(Some records)
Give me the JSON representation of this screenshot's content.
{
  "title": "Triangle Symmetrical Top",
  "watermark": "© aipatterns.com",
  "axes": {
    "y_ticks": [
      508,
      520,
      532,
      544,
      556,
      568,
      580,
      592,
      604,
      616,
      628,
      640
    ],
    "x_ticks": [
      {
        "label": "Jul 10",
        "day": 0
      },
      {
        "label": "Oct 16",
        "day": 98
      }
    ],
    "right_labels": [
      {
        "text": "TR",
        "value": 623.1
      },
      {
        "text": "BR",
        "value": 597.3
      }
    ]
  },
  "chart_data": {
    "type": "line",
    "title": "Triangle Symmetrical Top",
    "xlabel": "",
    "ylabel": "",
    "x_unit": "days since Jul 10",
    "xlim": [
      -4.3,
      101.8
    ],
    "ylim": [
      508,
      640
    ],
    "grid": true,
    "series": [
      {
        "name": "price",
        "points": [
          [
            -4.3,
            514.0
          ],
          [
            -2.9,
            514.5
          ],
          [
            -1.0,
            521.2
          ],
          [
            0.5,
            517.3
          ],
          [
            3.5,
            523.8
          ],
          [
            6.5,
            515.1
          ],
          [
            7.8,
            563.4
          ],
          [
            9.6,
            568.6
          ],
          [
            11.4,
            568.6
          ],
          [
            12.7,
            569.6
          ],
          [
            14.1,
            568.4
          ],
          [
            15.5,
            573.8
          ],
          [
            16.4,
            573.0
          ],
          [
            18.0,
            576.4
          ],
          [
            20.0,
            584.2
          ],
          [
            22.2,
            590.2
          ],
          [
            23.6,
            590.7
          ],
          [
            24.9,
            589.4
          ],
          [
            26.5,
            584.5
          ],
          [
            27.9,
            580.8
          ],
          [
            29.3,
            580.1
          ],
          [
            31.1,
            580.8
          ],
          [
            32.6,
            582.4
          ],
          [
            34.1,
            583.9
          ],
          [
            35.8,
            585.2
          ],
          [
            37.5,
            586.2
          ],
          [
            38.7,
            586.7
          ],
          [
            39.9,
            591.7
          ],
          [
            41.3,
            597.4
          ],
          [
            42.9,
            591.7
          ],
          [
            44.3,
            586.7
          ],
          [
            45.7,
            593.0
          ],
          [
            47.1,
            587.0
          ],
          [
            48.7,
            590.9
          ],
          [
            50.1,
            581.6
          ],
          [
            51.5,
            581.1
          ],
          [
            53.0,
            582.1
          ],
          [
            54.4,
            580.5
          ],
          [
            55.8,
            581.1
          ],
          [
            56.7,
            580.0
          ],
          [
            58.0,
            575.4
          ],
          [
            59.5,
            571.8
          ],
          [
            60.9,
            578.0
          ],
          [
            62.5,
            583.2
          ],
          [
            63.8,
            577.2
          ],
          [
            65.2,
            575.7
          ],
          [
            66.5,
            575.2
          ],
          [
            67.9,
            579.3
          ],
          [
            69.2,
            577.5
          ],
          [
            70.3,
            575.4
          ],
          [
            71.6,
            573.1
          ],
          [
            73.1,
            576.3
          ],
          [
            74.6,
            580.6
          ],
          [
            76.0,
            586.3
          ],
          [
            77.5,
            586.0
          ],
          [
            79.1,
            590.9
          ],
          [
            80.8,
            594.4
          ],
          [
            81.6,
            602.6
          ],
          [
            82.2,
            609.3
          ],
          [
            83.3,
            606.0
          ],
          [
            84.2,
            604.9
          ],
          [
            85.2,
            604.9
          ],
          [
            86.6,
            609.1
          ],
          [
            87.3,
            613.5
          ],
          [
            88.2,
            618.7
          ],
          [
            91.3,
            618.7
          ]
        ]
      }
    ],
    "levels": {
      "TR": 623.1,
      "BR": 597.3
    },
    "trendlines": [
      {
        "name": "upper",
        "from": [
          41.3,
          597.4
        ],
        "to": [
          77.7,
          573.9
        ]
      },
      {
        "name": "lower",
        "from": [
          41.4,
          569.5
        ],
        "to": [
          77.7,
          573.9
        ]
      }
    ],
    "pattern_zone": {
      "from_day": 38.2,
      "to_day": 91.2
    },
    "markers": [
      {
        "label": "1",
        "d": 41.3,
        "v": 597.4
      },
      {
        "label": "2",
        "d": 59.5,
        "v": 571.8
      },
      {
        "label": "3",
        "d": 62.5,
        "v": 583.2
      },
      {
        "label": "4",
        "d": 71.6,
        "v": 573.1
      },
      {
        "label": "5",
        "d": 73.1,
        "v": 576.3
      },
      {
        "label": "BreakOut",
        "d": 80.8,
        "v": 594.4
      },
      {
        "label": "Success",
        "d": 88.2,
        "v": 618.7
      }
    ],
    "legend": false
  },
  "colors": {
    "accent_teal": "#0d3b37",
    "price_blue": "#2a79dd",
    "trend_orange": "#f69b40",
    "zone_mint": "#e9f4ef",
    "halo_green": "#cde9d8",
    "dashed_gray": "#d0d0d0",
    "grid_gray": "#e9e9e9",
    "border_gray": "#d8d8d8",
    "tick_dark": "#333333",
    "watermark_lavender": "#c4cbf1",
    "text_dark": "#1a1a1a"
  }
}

Description of the task
Give solely the number of lines in the data that contain the string "title".

Solution to this task
2